Stated goal — Look over the lines below. Report each one that includes the string "mutism".
───── Record extracts ─────
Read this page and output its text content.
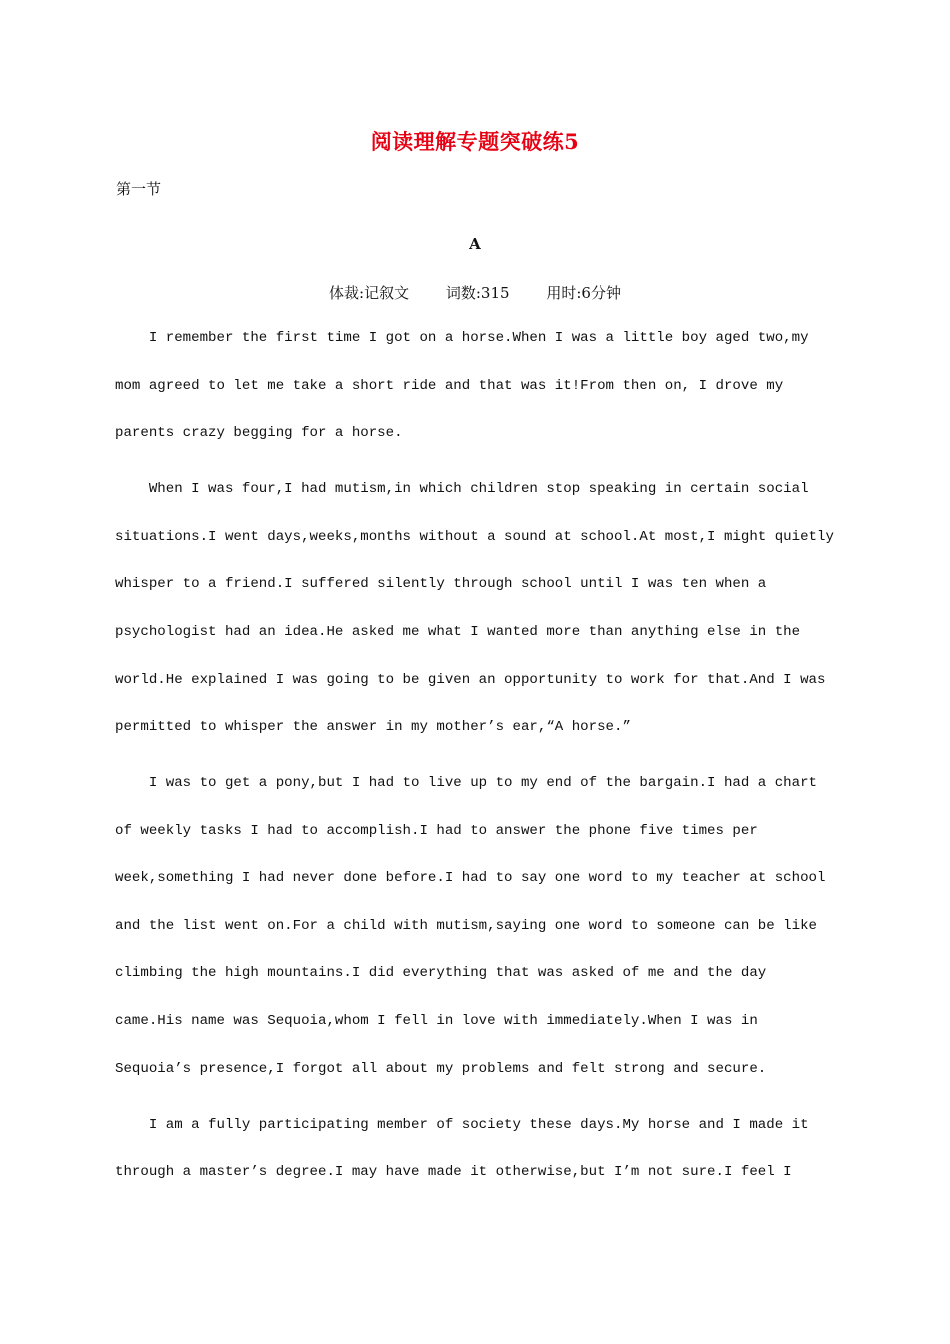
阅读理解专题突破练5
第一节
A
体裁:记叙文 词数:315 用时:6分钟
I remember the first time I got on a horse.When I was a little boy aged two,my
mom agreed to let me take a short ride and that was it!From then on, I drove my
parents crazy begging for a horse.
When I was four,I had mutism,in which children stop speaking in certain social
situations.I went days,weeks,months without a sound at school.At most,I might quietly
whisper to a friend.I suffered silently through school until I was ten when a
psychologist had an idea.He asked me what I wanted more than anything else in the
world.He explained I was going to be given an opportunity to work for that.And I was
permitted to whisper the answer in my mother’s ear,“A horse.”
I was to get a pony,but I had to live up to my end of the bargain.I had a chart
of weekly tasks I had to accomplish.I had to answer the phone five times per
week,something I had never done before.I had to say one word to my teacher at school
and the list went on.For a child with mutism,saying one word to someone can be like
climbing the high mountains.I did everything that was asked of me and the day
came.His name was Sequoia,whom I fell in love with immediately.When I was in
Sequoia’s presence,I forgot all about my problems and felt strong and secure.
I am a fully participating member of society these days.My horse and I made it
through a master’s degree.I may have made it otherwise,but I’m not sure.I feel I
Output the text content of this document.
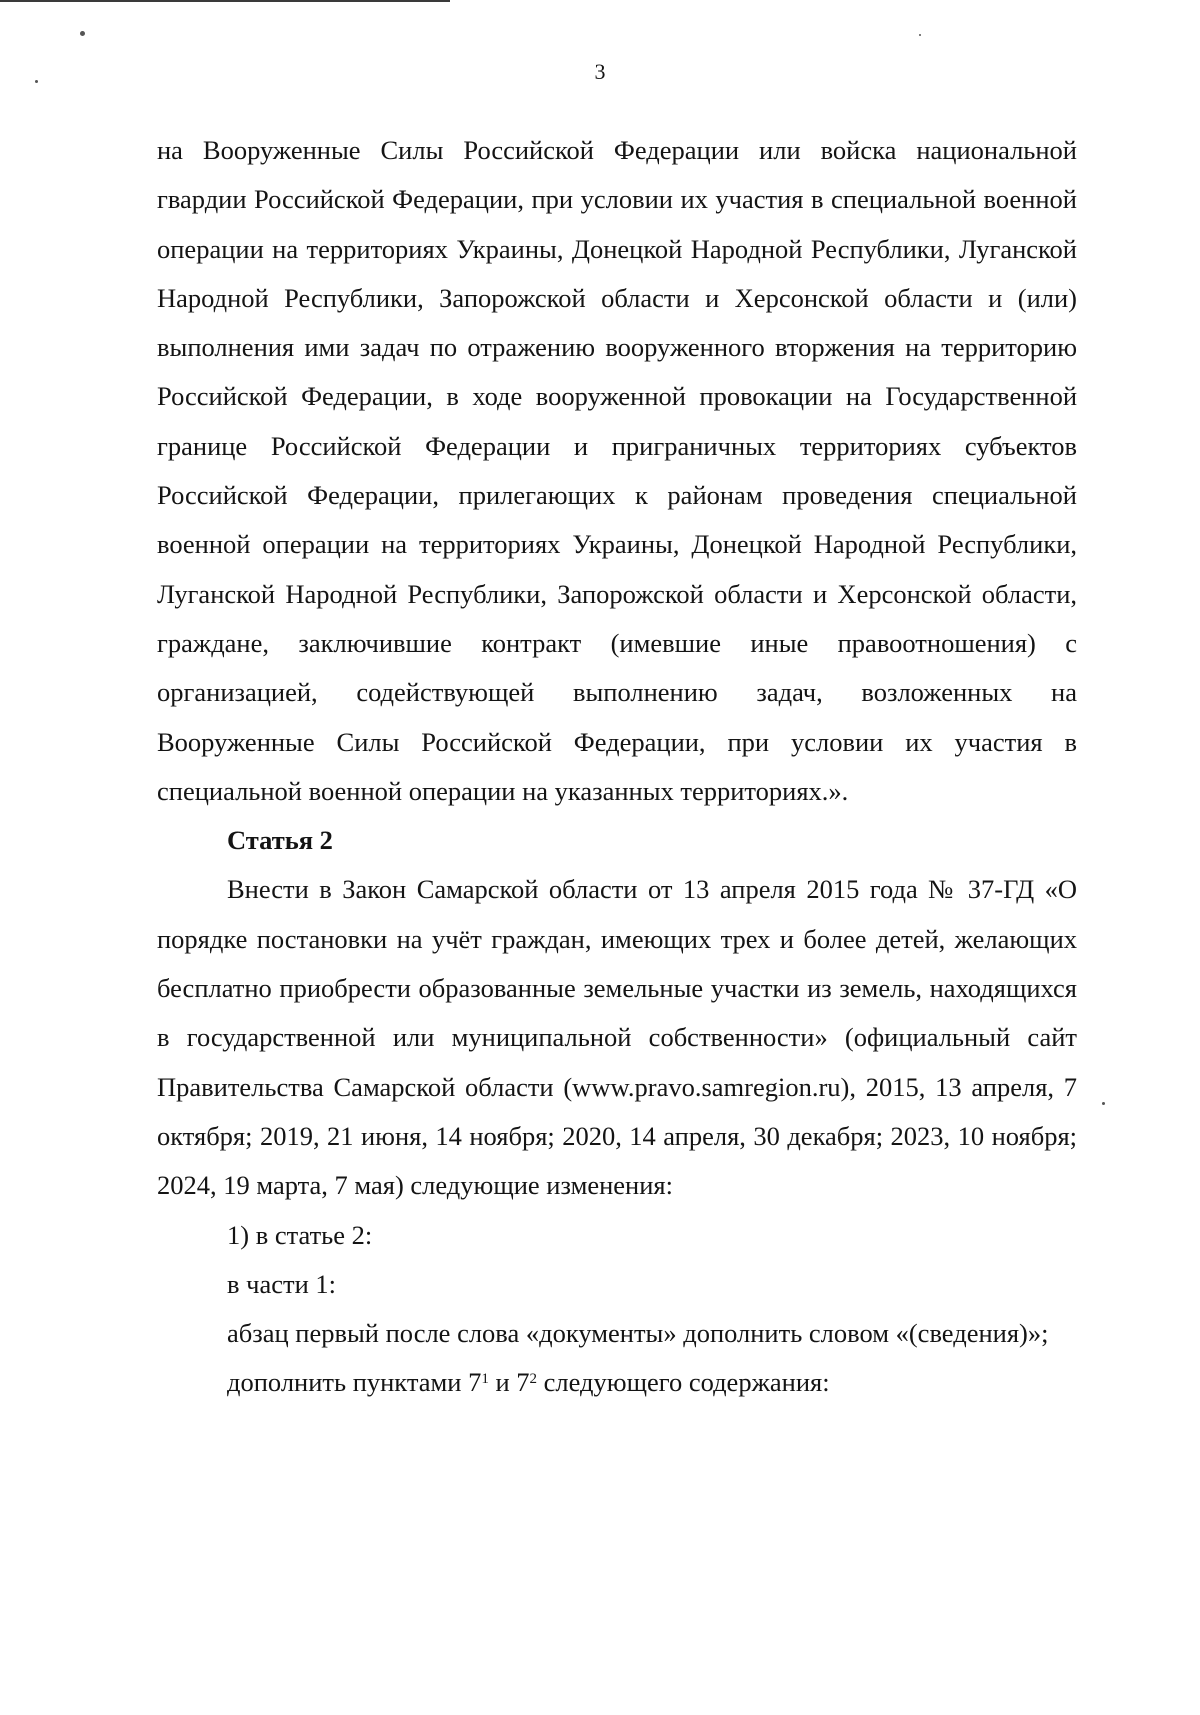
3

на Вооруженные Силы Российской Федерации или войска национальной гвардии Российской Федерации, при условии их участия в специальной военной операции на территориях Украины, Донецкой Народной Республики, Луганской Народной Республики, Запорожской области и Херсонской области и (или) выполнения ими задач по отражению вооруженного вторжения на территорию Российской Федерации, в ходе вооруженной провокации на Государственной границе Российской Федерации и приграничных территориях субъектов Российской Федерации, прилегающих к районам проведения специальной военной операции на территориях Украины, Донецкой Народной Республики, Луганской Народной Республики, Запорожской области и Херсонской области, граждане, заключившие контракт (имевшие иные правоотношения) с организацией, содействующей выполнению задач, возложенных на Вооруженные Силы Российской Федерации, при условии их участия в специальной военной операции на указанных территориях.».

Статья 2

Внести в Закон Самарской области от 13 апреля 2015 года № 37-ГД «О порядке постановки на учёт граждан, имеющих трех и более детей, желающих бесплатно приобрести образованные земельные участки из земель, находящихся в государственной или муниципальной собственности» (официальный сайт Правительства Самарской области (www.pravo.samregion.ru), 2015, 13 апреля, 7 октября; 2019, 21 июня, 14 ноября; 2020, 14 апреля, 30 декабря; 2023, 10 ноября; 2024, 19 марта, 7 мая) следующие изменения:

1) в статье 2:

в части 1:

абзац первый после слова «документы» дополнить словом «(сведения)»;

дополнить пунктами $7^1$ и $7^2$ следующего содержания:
─────
Answer to the exercise —
When I was four,I had mutism,in which children stop speaking in certain social
and the list went on.For a child with mutism,saying one word to someone can be like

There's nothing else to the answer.